* **OBJECTIVE**
Set every record down verbatim and omit the pictures.

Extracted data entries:
──────

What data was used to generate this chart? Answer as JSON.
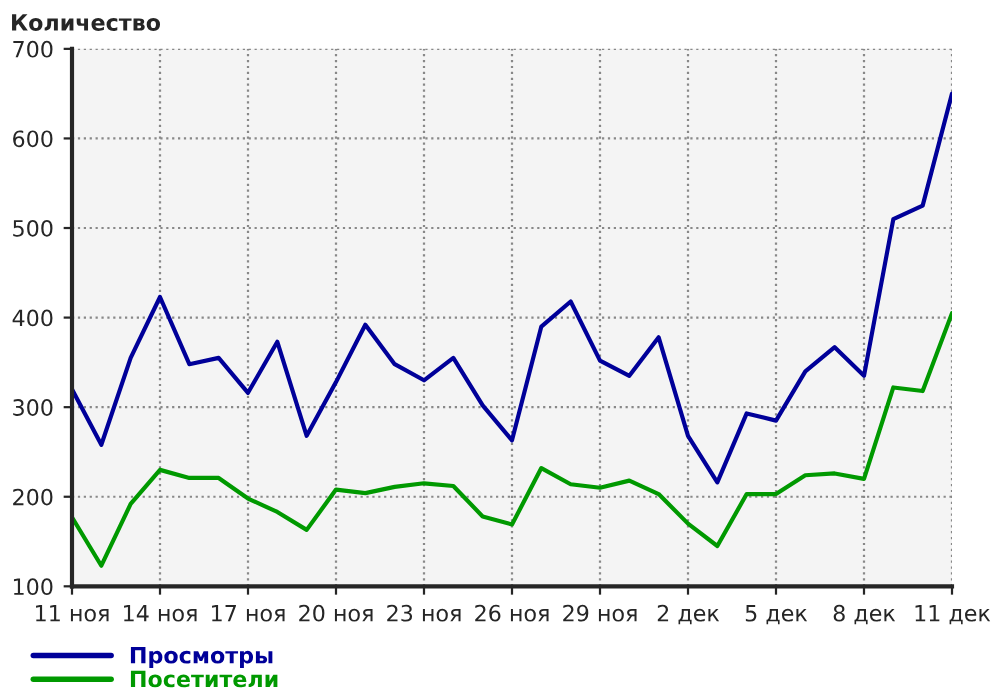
{
  "chart_data": {
    "type": "line",
    "ylabel": "Количество",
    "categories": [
      "11 ноя",
      null,
      null,
      "14 ноя",
      null,
      null,
      "17 ноя",
      null,
      null,
      "20 ноя",
      null,
      null,
      "23 ноя",
      null,
      null,
      "26 ноя",
      null,
      null,
      "29 ноя",
      null,
      null,
      "2 дек",
      null,
      null,
      "5 дек",
      null,
      null,
      "8 дек",
      null,
      null,
      "11 дек"
    ],
    "series": [
      {
        "name": "Просмотры",
        "color": "#000099",
        "values": [
          320,
          258,
          355,
          423,
          348,
          355,
          316,
          373,
          268,
          328,
          392,
          348,
          330,
          355,
          302,
          263,
          390,
          418,
          352,
          335,
          378,
          268,
          216,
          293,
          285,
          340,
          367,
          335,
          510,
          525,
          650
        ]
      },
      {
        "name": "Посетители",
        "color": "#009900",
        "values": [
          177,
          123,
          192,
          230,
          221,
          221,
          198,
          183,
          163,
          208,
          204,
          211,
          215,
          212,
          178,
          169,
          232,
          214,
          210,
          218,
          203,
          170,
          145,
          203,
          203,
          224,
          226,
          220,
          322,
          318,
          405
        ]
      }
    ],
    "ylim": [
      100,
      700
    ],
    "yticks": [
      100,
      200,
      300,
      400,
      500,
      600,
      700
    ],
    "grid": true,
    "legend": "bottom left",
    "marker": "none",
    "line_style": "solid"
  }
}
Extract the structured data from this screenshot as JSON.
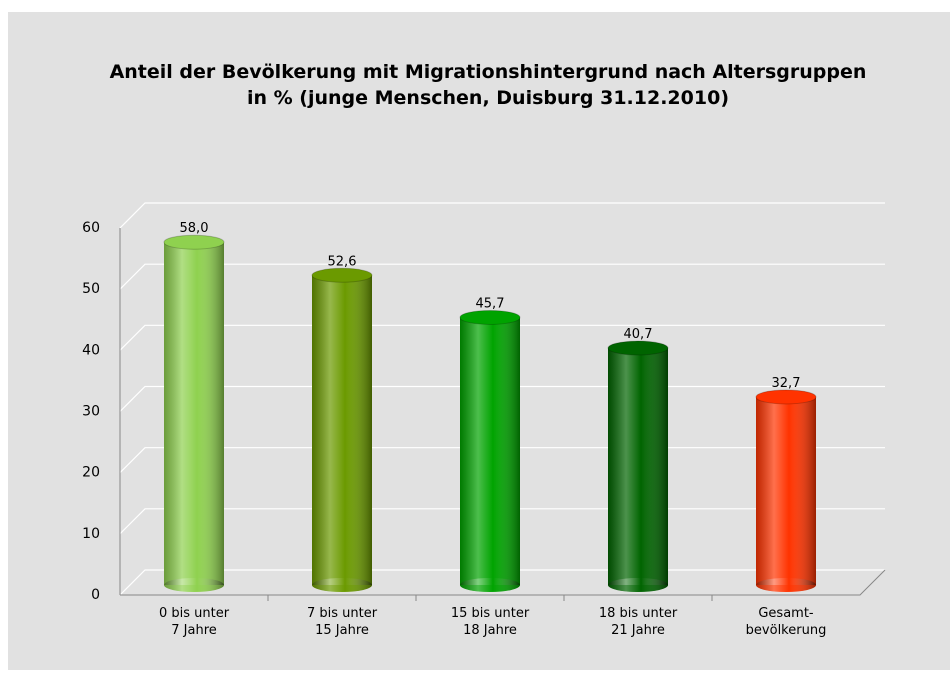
{
  "chart_data": {
    "type": "bar",
    "title": [
      "Anteil der Bevölkerung mit Migrationshintergrund nach Altersgruppen",
      "in % (junge Menschen, Duisburg 31.12.2010)"
    ],
    "categories": [
      [
        "0 bis unter",
        "7 Jahre"
      ],
      [
        "7 bis unter",
        "15 Jahre"
      ],
      [
        "15 bis unter",
        "18 Jahre"
      ],
      [
        "18 bis unter",
        "21 Jahre"
      ],
      [
        "Gesamt-",
        "bevölkerung"
      ]
    ],
    "values": [
      58.0,
      52.6,
      45.7,
      40.7,
      32.7
    ],
    "value_labels": [
      "58,0",
      "52,6",
      "45,7",
      "40,7",
      "32,7"
    ],
    "colors": [
      "#8fd14f",
      "#6b9a00",
      "#00a300",
      "#006400",
      "#ff3300"
    ],
    "ylim": [
      0,
      60
    ],
    "yticks": [
      0,
      10,
      20,
      30,
      40,
      50,
      60
    ],
    "grid": true
  }
}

──────

* **EXERCISE RESPONSE**
What data was used to generate this chart? Answer as JSON.
{
  "chart_data": {
    "type": "line",
    "ylabel": "Количество",
    "categories": [
      "11 ноя",
      null,
      null,
      "14 ноя",
      null,
      null,
      "17 ноя",
      null,
      null,
      "20 ноя",
      null,
      null,
      "23 ноя",
      null,
      null,
      "26 ноя",
      null,
      null,
      "29 ноя",
      null,
      null,
      "2 дек",
      null,
      null,
      "5 дек",
      null,
      null,
      "8 дек",
      null,
      null,
      "11 дек"
    ],
    "series": [
      {
        "name": "Просмотры",
        "color": "#000099",
        "values": [
          320,
          258,
          355,
          423,
          348,
          355,
          316,
          373,
          268,
          328,
          392,
          348,
          330,
          355,
          302,
          263,
          390,
          418,
          352,
          335,
          378,
          268,
          216,
          293,
          285,
          340,
          367,
          335,
          510,
          525,
          650
        ]
      },
      {
        "name": "Посетители",
        "color": "#009900",
        "values": [
          177,
          123,
          192,
          230,
          221,
          221,
          198,
          183,
          163,
          208,
          204,
          211,
          215,
          212,
          178,
          169,
          232,
          214,
          210,
          218,
          203,
          170,
          145,
          203,
          203,
          224,
          226,
          220,
          322,
          318,
          405
        ]
      }
    ],
    "ylim": [
      100,
      700
    ],
    "yticks": [
      100,
      200,
      300,
      400,
      500,
      600,
      700
    ],
    "grid": true,
    "legend": "bottom left",
    "marker": "none",
    "line_style": "solid"
  }
}
Extract the structured data from this screenshot as JSON.
{
  "chart_data": {
    "type": "bar",
    "title": [
      "Anteil der Bevölkerung mit Migrationshintergrund nach Altersgruppen",
      "in % (junge Menschen, Duisburg 31.12.2010)"
    ],
    "categories": [
      [
        "0 bis unter",
        "7 Jahre"
      ],
      [
        "7 bis unter",
        "15 Jahre"
      ],
      [
        "15 bis unter",
        "18 Jahre"
      ],
      [
        "18 bis unter",
        "21 Jahre"
      ],
      [
        "Gesamt-",
        "bevölkerung"
      ]
    ],
    "values": [
      58.0,
      52.6,
      45.7,
      40.7,
      32.7
    ],
    "value_labels": [
      "58,0",
      "52,6",
      "45,7",
      "40,7",
      "32,7"
    ],
    "colors": [
      "#8fd14f",
      "#6b9a00",
      "#00a300",
      "#006400",
      "#ff3300"
    ],
    "ylim": [
      0,
      60
    ],
    "yticks": [
      0,
      10,
      20,
      30,
      40,
      50,
      60
    ],
    "grid": true
  }
}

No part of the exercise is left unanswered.